— Start —

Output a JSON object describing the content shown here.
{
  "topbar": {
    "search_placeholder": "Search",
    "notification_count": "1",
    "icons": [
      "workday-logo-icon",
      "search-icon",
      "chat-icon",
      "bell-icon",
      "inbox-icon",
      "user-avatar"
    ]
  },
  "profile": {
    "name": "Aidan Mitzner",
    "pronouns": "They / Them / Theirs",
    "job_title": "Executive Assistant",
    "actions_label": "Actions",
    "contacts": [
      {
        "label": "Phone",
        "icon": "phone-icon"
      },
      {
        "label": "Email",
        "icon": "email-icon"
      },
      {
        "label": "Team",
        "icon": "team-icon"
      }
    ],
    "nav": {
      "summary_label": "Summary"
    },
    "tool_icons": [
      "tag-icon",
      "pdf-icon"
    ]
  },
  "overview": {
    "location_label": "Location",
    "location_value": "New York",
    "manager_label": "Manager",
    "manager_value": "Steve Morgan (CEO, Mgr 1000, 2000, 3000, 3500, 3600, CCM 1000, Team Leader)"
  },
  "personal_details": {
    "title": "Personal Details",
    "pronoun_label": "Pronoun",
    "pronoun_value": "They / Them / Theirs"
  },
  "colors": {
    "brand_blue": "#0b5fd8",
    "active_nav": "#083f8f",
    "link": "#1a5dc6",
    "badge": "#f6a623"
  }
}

— End —

Each line in the listing above that contains "They" should be copied.

    "pronouns": "They / Them / Theirs",
    "pronoun_value": "They / Them / Theirs"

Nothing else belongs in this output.